-- Start Task input --

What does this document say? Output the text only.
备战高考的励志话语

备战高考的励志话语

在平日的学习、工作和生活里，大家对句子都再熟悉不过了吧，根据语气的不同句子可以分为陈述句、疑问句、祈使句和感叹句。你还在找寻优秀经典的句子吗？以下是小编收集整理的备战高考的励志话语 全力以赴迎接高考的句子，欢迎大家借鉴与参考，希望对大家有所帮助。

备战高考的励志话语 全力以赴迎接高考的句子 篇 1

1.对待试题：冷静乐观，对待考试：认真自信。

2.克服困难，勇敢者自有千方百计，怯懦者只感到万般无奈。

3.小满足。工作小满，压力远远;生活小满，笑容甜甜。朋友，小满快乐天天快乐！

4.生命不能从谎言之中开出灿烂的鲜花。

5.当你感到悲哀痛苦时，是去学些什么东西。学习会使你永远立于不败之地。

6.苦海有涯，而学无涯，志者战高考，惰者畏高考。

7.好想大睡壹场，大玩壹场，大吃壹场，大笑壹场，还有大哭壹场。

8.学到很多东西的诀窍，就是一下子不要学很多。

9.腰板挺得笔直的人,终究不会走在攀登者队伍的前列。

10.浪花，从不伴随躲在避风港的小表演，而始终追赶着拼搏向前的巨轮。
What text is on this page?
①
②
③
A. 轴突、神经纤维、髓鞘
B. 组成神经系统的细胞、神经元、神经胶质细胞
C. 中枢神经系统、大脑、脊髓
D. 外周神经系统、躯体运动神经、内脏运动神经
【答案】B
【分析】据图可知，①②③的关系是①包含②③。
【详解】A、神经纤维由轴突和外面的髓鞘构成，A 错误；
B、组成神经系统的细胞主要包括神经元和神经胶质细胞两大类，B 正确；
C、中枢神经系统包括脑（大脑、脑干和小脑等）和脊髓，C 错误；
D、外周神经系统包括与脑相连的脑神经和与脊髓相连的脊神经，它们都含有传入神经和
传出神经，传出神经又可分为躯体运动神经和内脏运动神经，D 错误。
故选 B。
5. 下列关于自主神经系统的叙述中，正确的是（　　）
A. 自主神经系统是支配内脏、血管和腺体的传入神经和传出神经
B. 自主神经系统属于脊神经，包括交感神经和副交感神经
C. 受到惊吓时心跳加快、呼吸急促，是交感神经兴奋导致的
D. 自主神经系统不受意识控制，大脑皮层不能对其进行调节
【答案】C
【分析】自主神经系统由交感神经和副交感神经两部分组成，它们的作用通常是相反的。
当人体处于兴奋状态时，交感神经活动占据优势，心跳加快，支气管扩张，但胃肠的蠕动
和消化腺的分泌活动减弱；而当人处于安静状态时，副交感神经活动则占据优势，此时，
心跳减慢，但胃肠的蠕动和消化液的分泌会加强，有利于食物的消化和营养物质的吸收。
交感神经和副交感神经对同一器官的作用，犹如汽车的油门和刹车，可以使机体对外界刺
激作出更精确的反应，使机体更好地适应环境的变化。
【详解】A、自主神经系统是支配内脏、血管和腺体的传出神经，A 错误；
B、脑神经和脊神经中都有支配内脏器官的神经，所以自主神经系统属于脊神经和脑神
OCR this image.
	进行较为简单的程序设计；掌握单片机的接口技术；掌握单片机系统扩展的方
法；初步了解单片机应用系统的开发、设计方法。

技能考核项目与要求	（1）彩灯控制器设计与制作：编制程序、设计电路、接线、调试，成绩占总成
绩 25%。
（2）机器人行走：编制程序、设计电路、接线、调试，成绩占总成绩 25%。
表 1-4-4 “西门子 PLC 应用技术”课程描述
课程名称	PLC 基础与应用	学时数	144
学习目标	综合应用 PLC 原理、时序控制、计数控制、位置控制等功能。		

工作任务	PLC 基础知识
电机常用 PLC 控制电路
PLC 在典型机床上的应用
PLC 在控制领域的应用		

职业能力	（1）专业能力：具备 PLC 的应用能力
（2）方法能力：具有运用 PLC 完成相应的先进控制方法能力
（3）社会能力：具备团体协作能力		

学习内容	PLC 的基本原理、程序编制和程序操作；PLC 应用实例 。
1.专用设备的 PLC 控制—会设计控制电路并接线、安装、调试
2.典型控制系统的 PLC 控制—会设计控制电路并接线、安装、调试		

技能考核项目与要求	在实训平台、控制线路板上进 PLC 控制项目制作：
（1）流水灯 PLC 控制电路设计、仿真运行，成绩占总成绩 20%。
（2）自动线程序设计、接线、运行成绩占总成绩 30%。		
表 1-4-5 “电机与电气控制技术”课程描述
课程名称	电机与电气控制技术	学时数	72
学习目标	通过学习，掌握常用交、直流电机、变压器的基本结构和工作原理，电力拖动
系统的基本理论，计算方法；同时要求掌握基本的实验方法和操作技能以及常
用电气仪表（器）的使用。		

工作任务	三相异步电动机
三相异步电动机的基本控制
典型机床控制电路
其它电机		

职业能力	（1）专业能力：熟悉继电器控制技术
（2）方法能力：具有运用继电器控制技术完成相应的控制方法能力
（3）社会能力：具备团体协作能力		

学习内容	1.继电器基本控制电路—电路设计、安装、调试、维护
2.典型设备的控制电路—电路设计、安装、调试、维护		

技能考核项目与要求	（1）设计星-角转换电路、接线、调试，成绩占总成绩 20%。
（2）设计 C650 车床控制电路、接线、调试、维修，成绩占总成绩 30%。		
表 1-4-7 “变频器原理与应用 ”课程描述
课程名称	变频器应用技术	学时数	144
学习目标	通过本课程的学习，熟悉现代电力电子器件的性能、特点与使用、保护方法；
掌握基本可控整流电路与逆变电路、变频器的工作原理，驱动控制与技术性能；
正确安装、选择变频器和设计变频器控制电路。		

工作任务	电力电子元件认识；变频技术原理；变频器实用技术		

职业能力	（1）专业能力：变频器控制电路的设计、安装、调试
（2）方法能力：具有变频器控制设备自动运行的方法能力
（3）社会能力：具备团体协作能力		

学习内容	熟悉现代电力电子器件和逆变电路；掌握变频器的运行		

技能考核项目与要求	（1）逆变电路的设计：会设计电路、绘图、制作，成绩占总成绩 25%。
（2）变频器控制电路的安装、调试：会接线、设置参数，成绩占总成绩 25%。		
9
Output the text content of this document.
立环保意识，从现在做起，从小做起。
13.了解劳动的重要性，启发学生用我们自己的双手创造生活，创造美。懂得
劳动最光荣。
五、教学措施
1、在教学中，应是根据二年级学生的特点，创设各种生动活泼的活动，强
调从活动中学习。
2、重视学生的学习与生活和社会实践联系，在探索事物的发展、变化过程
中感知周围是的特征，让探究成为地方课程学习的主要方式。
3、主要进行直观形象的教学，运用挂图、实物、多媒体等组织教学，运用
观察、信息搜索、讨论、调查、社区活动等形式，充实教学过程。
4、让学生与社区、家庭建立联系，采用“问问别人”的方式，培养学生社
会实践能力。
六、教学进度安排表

-- End Task input --

Directions for this task >>
All records above must be set down exactly, please.

Finished task >>
What does this document say? Output the text only.
备战高考的励志话语

备战高考的励志话语

在平日的学习、工作和生活里，大家对句子都再熟悉不过了吧，根据语气的不同句子可以分为陈述句、疑问句、祈使句和感叹句。你还在找寻优秀经典的句子吗？以下是小编收集整理的备战高考的励志话语 全力以赴迎接高考的句子，欢迎大家借鉴与参考，希望对大家有所帮助。

备战高考的励志话语 全力以赴迎接高考的句子 篇 1

1.对待试题：冷静乐观，对待考试：认真自信。

2.克服困难，勇敢者自有千方百计，怯懦者只感到万般无奈。

3.小满足。工作小满，压力远远;生活小满，笑容甜甜。朋友，小满快乐天天快乐！

4.生命不能从谎言之中开出灿烂的鲜花。

5.当你感到悲哀痛苦时，是去学些什么东西。学习会使你永远立于不败之地。

6.苦海有涯，而学无涯，志者战高考，惰者畏高考。

7.好想大睡壹场，大玩壹场，大吃壹场，大笑壹场，还有大哭壹场。

8.学到很多东西的诀窍，就是一下子不要学很多。

9.腰板挺得笔直的人,终究不会走在攀登者队伍的前列。

10.浪花，从不伴随躲在避风港的小表演，而始终追赶着拼搏向前的巨轮。
What text is on this page?
①
②
③
A. 轴突、神经纤维、髓鞘
B. 组成神经系统的细胞、神经元、神经胶质细胞
C. 中枢神经系统、大脑、脊髓
D. 外周神经系统、躯体运动神经、内脏运动神经
【答案】B
【分析】据图可知，①②③的关系是①包含②③。
【详解】A、神经纤维由轴突和外面的髓鞘构成，A 错误；
B、组成神经系统的细胞主要包括神经元和神经胶质细胞两大类，B 正确；
C、中枢神经系统包括脑（大脑、脑干和小脑等）和脊髓，C 错误；
D、外周神经系统包括与脑相连的脑神经和与脊髓相连的脊神经，它们都含有传入神经和
传出神经，传出神经又可分为躯体运动神经和内脏运动神经，D 错误。
故选 B。
5. 下列关于自主神经系统的叙述中，正确的是（　　）
A. 自主神经系统是支配内脏、血管和腺体的传入神经和传出神经
B. 自主神经系统属于脊神经，包括交感神经和副交感神经
C. 受到惊吓时心跳加快、呼吸急促，是交感神经兴奋导致的
D. 自主神经系统不受意识控制，大脑皮层不能对其进行调节
【答案】C
【分析】自主神经系统由交感神经和副交感神经两部分组成，它们的作用通常是相反的。
当人体处于兴奋状态时，交感神经活动占据优势，心跳加快，支气管扩张，但胃肠的蠕动
和消化腺的分泌活动减弱；而当人处于安静状态时，副交感神经活动则占据优势，此时，
心跳减慢，但胃肠的蠕动和消化液的分泌会加强，有利于食物的消化和营养物质的吸收。
交感神经和副交感神经对同一器官的作用，犹如汽车的油门和刹车，可以使机体对外界刺
激作出更精确的反应，使机体更好地适应环境的变化。
【详解】A、自主神经系统是支配内脏、血管和腺体的传出神经，A 错误；
B、脑神经和脊神经中都有支配内脏器官的神经，所以自主神经系统属于脊神经和脑神
OCR this image.
	进行较为简单的程序设计；掌握单片机的接口技术；掌握单片机系统扩展的方
法；初步了解单片机应用系统的开发、设计方法。

技能考核项目与要求	（1）彩灯控制器设计与制作：编制程序、设计电路、接线、调试，成绩占总成
绩 25%。
（2）机器人行走：编制程序、设计电路、接线、调试，成绩占总成绩 25%。
表 1-4-4 “西门子 PLC 应用技术”课程描述
课程名称	PLC 基础与应用	学时数	144
学习目标	综合应用 PLC 原理、时序控制、计数控制、位置控制等功能。		

工作任务	PLC 基础知识
电机常用 PLC 控制电路
PLC 在典型机床上的应用
PLC 在控制领域的应用		

职业能力	（1）专业能力：具备 PLC 的应用能力
（2）方法能力：具有运用 PLC 完成相应的先进控制方法能力
（3）社会能力：具备团体协作能力		

学习内容	PLC 的基本原理、程序编制和程序操作；PLC 应用实例 。
1.专用设备的 PLC 控制—会设计控制电路并接线、安装、调试
2.典型控制系统的 PLC 控制—会设计控制电路并接线、安装、调试		

技能考核项目与要求	在实训平台、控制线路板上进 PLC 控制项目制作：
（1）流水灯 PLC 控制电路设计、仿真运行，成绩占总成绩 20%。
（2）自动线程序设计、接线、运行成绩占总成绩 30%。		
表 1-4-5 “电机与电气控制技术”课程描述
课程名称	电机与电气控制技术	学时数	72
学习目标	通过学习，掌握常用交、直流电机、变压器的基本结构和工作原理，电力拖动
系统的基本理论，计算方法；同时要求掌握基本的实验方法和操作技能以及常
用电气仪表（器）的使用。		

工作任务	三相异步电动机
三相异步电动机的基本控制
典型机床控制电路
其它电机		

职业能力	（1）专业能力：熟悉继电器控制技术
（2）方法能力：具有运用继电器控制技术完成相应的控制方法能力
（3）社会能力：具备团体协作能力		

学习内容	1.继电器基本控制电路—电路设计、安装、调试、维护
2.典型设备的控制电路—电路设计、安装、调试、维护		

技能考核项目与要求	（1）设计星-角转换电路、接线、调试，成绩占总成绩 20%。
（2）设计 C650 车床控制电路、接线、调试、维修，成绩占总成绩 30%。		
表 1-4-7 “变频器原理与应用 ”课程描述
课程名称	变频器应用技术	学时数	144
学习目标	通过本课程的学习，熟悉现代电力电子器件的性能、特点与使用、保护方法；
掌握基本可控整流电路与逆变电路、变频器的工作原理，驱动控制与技术性能；
正确安装、选择变频器和设计变频器控制电路。		

工作任务	电力电子元件认识；变频技术原理；变频器实用技术		

职业能力	（1）专业能力：变频器控制电路的设计、安装、调试
（2）方法能力：具有变频器控制设备自动运行的方法能力
（3）社会能力：具备团体协作能力		

学习内容	熟悉现代电力电子器件和逆变电路；掌握变频器的运行		

技能考核项目与要求	（1）逆变电路的设计：会设计电路、绘图、制作，成绩占总成绩 25%。
（2）变频器控制电路的安装、调试：会接线、设置参数，成绩占总成绩 25%。		
9
Output the text content of this document.
立环保意识，从现在做起，从小做起。
13.了解劳动的重要性，启发学生用我们自己的双手创造生活，创造美。懂得
劳动最光荣。
五、教学措施
1、在教学中，应是根据二年级学生的特点，创设各种生动活泼的活动，强
调从活动中学习。
2、重视学生的学习与生活和社会实践联系，在探索事物的发展、变化过程
中感知周围是的特征，让探究成为地方课程学习的主要方式。
3、主要进行直观形象的教学，运用挂图、实物、多媒体等组织教学，运用
观察、信息搜索、讨论、调查、社区活动等形式，充实教学过程。
4、让学生与社区、家庭建立联系，采用“问问别人”的方式，培养学生社
会实践能力。
六、教学进度安排表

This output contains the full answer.